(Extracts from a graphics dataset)
"""

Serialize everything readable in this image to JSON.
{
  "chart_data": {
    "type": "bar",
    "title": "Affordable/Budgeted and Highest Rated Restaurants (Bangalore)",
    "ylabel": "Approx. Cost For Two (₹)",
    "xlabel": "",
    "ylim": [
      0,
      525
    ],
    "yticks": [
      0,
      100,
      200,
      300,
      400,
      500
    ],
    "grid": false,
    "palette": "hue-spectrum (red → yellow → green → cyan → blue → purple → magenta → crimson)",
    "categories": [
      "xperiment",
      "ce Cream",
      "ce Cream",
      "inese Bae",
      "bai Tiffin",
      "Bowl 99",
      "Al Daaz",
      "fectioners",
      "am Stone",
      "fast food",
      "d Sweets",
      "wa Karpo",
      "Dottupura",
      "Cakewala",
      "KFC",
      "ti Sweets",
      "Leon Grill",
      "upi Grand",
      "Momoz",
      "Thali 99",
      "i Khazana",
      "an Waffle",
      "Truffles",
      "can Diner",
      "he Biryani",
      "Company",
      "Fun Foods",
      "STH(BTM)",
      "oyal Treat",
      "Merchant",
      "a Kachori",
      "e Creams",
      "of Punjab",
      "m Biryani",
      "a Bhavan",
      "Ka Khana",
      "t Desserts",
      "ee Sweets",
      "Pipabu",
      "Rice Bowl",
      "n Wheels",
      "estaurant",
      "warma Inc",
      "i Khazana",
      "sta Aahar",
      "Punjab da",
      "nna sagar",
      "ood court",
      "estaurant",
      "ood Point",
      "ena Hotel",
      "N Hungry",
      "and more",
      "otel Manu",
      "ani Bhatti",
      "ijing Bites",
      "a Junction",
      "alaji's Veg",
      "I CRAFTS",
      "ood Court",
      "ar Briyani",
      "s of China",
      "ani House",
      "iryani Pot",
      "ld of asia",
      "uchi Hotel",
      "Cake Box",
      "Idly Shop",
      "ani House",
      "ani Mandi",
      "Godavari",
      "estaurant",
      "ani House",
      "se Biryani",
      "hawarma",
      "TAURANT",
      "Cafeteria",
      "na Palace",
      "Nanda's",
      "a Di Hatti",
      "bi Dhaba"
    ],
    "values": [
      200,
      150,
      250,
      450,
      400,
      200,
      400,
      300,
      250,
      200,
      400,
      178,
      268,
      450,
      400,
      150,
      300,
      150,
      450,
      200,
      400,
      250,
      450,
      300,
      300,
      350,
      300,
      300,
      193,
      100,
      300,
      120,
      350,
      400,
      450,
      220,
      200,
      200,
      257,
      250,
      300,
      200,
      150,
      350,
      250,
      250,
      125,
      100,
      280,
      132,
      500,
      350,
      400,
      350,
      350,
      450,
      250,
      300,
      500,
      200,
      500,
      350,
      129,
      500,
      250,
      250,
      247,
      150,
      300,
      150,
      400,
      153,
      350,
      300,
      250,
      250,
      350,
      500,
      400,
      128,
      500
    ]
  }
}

"""

* **THE TASK**:
Your task is to print the whole listing again exactly.

* **TASK RESPONSE**:
Serialize everything readable in this image to JSON.
{
  "chart_data": {
    "type": "bar",
    "title": "Affordable/Budgeted and Highest Rated Restaurants (Bangalore)",
    "ylabel": "Approx. Cost For Two (₹)",
    "xlabel": "",
    "ylim": [
      0,
      525
    ],
    "yticks": [
      0,
      100,
      200,
      300,
      400,
      500
    ],
    "grid": false,
    "palette": "hue-spectrum (red → yellow → green → cyan → blue → purple → magenta → crimson)",
    "categories": [
      "xperiment",
      "ce Cream",
      "ce Cream",
      "inese Bae",
      "bai Tiffin",
      "Bowl 99",
      "Al Daaz",
      "fectioners",
      "am Stone",
      "fast food",
      "d Sweets",
      "wa Karpo",
      "Dottupura",
      "Cakewala",
      "KFC",
      "ti Sweets",
      "Leon Grill",
      "upi Grand",
      "Momoz",
      "Thali 99",
      "i Khazana",
      "an Waffle",
      "Truffles",
      "can Diner",
      "he Biryani",
      "Company",
      "Fun Foods",
      "STH(BTM)",
      "oyal Treat",
      "Merchant",
      "a Kachori",
      "e Creams",
      "of Punjab",
      "m Biryani",
      "a Bhavan",
      "Ka Khana",
      "t Desserts",
      "ee Sweets",
      "Pipabu",
      "Rice Bowl",
      "n Wheels",
      "estaurant",
      "warma Inc",
      "i Khazana",
      "sta Aahar",
      "Punjab da",
      "nna sagar",
      "ood court",
      "estaurant",
      "ood Point",
      "ena Hotel",
      "N Hungry",
      "and more",
      "otel Manu",
      "ani Bhatti",
      "ijing Bites",
      "a Junction",
      "alaji's Veg",
      "I CRAFTS",
      "ood Court",
      "ar Briyani",
      "s of China",
      "ani House",
      "iryani Pot",
      "ld of asia",
      "uchi Hotel",
      "Cake Box",
      "Idly Shop",
      "ani House",
      "ani Mandi",
      "Godavari",
      "estaurant",
      "ani House",
      "se Biryani",
      "hawarma",
      "TAURANT",
      "Cafeteria",
      "na Palace",
      "Nanda's",
      "a Di Hatti",
      "bi Dhaba"
    ],
    "values": [
      200,
      150,
      250,
      450,
      400,
      200,
      400,
      300,
      250,
      200,
      400,
      178,
      268,
      450,
      400,
      150,
      300,
      150,
      450,
      200,
      400,
      250,
      450,
      300,
      300,
      350,
      300,
      300,
      193,
      100,
      300,
      120,
      350,
      400,
      450,
      220,
      200,
      200,
      257,
      250,
      300,
      200,
      150,
      350,
      250,
      250,
      125,
      100,
      280,
      132,
      500,
      350,
      400,
      350,
      350,
      450,
      250,
      300,
      500,
      200,
      500,
      350,
      129,
      500,
      250,
      250,
      247,
      150,
      300,
      150,
      400,
      153,
      350,
      300,
      250,
      250,
      350,
      500,
      400,
      128,
      500
    ]
  }
}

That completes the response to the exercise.